• [What to produce]: Extract every line that contains the string "Upstream".

-- start of Material for this exercise --

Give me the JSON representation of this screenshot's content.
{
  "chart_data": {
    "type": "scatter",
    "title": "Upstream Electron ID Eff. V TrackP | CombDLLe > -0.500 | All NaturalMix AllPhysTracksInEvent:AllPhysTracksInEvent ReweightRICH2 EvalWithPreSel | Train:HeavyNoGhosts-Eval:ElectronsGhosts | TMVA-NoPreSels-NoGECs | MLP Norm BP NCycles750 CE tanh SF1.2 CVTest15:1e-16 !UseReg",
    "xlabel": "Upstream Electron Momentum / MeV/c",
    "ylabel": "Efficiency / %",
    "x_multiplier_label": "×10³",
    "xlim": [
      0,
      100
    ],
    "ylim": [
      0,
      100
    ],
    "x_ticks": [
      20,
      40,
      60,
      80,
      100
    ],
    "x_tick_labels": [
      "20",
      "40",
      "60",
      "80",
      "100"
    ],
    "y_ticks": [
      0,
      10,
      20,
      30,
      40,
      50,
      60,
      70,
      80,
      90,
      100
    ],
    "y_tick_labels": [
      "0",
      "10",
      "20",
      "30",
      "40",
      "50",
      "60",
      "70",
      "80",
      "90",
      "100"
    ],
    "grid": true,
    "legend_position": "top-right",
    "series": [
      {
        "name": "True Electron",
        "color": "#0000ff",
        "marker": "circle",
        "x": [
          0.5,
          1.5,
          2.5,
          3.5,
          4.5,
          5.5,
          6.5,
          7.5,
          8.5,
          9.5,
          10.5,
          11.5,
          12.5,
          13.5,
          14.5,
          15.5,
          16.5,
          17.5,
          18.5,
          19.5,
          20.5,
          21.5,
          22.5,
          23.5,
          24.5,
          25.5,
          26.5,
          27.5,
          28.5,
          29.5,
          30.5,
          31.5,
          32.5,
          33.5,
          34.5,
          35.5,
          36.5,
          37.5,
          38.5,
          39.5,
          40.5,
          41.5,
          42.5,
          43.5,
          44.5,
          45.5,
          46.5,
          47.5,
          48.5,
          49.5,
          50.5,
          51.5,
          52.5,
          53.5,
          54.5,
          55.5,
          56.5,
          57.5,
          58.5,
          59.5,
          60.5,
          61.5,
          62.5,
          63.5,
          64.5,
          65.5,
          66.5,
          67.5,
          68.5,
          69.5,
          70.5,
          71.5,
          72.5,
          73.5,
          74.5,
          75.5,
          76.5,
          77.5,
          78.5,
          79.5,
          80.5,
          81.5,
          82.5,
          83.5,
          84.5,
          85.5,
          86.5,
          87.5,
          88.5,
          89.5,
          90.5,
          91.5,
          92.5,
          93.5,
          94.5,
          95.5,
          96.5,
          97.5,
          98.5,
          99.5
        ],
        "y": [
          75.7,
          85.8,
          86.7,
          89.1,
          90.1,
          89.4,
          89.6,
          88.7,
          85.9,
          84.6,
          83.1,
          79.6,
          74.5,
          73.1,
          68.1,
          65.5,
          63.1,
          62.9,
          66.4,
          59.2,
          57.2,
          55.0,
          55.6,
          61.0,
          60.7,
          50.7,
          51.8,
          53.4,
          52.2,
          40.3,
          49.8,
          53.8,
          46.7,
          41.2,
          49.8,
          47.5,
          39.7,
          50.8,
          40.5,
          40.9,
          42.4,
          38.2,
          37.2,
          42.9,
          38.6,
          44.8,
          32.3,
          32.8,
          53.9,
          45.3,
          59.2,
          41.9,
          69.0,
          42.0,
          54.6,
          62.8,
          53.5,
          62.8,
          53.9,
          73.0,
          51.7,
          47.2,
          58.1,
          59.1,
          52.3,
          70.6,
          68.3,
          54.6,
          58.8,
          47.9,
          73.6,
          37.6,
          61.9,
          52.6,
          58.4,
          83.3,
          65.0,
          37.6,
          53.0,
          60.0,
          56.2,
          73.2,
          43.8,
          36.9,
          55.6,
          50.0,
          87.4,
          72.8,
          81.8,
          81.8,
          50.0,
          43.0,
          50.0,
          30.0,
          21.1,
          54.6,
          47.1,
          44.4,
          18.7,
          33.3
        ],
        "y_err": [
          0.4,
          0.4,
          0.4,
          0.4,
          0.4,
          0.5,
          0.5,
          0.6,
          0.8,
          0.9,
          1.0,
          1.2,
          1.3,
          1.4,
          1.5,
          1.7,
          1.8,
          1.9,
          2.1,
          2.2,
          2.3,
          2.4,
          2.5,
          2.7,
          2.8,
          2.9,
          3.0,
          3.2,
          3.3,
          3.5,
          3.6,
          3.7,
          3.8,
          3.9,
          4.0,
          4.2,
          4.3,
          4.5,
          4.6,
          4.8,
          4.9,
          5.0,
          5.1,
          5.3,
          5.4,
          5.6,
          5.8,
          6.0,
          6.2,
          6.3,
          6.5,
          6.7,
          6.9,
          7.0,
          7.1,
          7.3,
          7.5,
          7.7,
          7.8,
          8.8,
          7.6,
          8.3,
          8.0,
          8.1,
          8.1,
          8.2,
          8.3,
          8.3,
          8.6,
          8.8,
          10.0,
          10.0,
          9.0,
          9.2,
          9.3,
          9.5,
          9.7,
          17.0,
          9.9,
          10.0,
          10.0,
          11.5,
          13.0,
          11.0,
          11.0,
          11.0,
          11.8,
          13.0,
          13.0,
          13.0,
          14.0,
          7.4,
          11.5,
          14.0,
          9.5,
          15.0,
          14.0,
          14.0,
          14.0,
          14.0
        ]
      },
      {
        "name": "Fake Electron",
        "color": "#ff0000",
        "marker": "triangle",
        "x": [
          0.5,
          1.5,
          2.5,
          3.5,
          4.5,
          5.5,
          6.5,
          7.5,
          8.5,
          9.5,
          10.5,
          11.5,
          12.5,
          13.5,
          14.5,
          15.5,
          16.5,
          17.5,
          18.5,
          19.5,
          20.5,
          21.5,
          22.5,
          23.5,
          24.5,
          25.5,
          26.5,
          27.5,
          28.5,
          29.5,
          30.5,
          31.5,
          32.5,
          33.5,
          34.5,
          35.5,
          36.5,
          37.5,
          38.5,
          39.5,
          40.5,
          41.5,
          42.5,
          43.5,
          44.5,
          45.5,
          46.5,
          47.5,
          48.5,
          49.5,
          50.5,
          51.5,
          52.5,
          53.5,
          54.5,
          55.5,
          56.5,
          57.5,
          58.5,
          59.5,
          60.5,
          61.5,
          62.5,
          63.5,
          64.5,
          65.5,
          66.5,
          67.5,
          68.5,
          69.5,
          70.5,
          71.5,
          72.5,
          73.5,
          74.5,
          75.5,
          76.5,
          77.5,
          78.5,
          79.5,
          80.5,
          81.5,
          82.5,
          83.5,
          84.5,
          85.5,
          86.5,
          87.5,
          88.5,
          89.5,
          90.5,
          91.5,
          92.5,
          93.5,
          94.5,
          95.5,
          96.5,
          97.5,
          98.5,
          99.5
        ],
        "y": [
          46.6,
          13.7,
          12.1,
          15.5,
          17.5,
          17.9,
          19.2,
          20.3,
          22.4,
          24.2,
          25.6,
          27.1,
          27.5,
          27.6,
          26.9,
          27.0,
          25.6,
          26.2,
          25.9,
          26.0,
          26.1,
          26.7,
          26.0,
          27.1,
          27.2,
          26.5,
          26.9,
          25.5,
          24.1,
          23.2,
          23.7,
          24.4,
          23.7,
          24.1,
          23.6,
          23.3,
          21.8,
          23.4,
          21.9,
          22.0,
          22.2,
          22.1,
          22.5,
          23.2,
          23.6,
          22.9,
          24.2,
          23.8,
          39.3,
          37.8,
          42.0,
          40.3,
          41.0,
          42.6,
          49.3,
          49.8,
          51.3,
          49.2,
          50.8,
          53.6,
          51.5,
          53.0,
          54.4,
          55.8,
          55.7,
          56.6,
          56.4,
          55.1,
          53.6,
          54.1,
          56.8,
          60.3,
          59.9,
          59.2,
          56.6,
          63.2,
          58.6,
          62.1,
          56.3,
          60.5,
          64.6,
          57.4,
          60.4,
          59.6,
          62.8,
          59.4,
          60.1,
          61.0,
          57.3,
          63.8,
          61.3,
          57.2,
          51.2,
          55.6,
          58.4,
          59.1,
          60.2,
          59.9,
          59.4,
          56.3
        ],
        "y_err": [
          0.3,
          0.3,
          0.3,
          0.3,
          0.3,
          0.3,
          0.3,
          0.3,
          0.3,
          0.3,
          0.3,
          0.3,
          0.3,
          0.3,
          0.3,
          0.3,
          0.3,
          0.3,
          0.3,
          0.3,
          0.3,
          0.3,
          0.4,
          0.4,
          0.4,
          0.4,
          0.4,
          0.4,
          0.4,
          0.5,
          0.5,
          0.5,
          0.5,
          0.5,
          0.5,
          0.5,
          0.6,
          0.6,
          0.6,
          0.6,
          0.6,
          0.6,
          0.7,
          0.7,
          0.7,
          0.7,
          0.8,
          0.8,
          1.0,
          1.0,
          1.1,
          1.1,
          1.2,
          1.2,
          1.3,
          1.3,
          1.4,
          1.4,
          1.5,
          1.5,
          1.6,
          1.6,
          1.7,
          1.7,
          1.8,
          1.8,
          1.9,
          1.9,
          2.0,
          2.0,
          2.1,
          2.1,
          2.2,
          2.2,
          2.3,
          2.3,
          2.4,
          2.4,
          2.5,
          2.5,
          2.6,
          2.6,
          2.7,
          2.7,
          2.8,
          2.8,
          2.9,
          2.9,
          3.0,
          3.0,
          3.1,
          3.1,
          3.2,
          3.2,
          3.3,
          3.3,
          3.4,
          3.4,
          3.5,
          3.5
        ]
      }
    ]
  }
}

-- end of Material for this exercise --

• [Expected output]:
    "title": "Upstream Electron ID Eff. V TrackP | CombDLLe > -0.500 | All NaturalMix AllPhysTracksInEvent:AllPhysTracksInEvent ReweightRICH2 EvalWithPreSel | Train:HeavyNoGhosts-Eval:ElectronsGhosts | TMVA-NoPreSels-NoGECs | MLP Norm BP NCycles750 CE tanh SF1.2 CVTest15:1e-16 !UseReg",
    "xlabel": "Upstream Electron Momentum / MeV/c",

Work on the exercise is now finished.